▶ **EXERCISE**: Set down each record below precisely, skipping the pictures.

[Dataset items]
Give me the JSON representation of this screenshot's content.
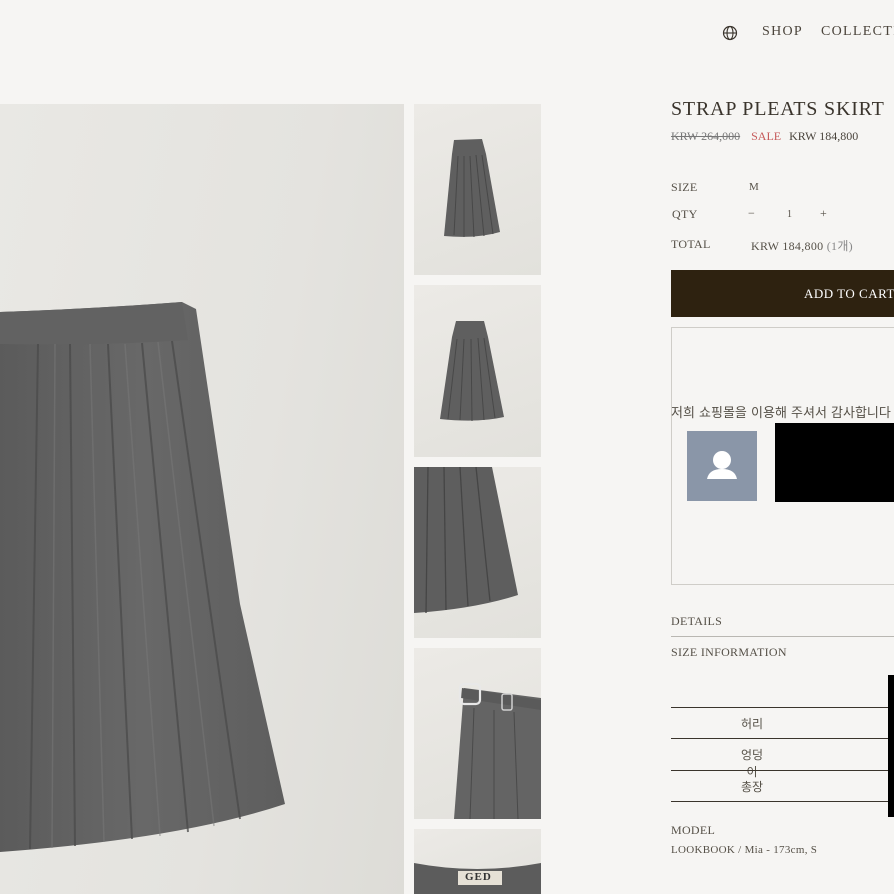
{
  "nav": {
    "shop": "SHOP",
    "collection": "COLLECTI"
  },
  "product": {
    "name": "STRAP PLEATS SKIRT",
    "original_price": "KRW 264,000",
    "sale_label": "SALE",
    "sale_price": "KRW 184,800"
  },
  "options": {
    "size_label": "SIZE",
    "size_value": "M",
    "qty_label": "QTY",
    "qty_value": "1",
    "minus": "−",
    "plus": "+",
    "total_label": "TOTAL",
    "total_value": "KRW 184,800",
    "total_count": "(1개)"
  },
  "cart": {
    "button_label": "ADD TO CART"
  },
  "review": {
    "message": "저희 쇼핑몰을 이용해 주셔서 감사합니다"
  },
  "sections": {
    "details": "DETAILS",
    "size_information": "SIZE INFORMATION"
  },
  "size_table": {
    "rows": [
      "허리",
      "엉덩이",
      "총장"
    ]
  },
  "model": {
    "label": "MODEL",
    "value": "LOOKBOOK / Mia - 173cm, S"
  },
  "thumb_label": "GED",
  "colors": {
    "cart_button": "#2e2210",
    "sale": "#c65b5b",
    "avatar": "#8a96a8"
  },
  "icons": {
    "globe": "globe-icon",
    "avatar": "user-icon"
  }
}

▶ **RESPONSE FOR THIS EXERCISE**:
Give me the JSON representation of this screenshot's content.
{
  "nav": {
    "shop": "SHOP",
    "collection": "COLLECTI"
  },
  "product": {
    "name": "STRAP PLEATS SKIRT",
    "original_price": "KRW 264,000",
    "sale_label": "SALE",
    "sale_price": "KRW 184,800"
  },
  "options": {
    "size_label": "SIZE",
    "size_value": "M",
    "qty_label": "QTY",
    "qty_value": "1",
    "minus": "−",
    "plus": "+",
    "total_label": "TOTAL",
    "total_value": "KRW 184,800",
    "total_count": "(1개)"
  },
  "cart": {
    "button_label": "ADD TO CART"
  },
  "review": {
    "message": "저희 쇼핑몰을 이용해 주셔서 감사합니다"
  },
  "sections": {
    "details": "DETAILS",
    "size_information": "SIZE INFORMATION"
  },
  "size_table": {
    "rows": [
      "허리",
      "엉덩이",
      "총장"
    ]
  },
  "model": {
    "label": "MODEL",
    "value": "LOOKBOOK / Mia - 173cm, S"
  },
  "thumb_label": "GED",
  "colors": {
    "cart_button": "#2e2210",
    "sale": "#c65b5b",
    "avatar": "#8a96a8"
  },
  "icons": {
    "globe": "globe-icon",
    "avatar": "user-icon"
  }
}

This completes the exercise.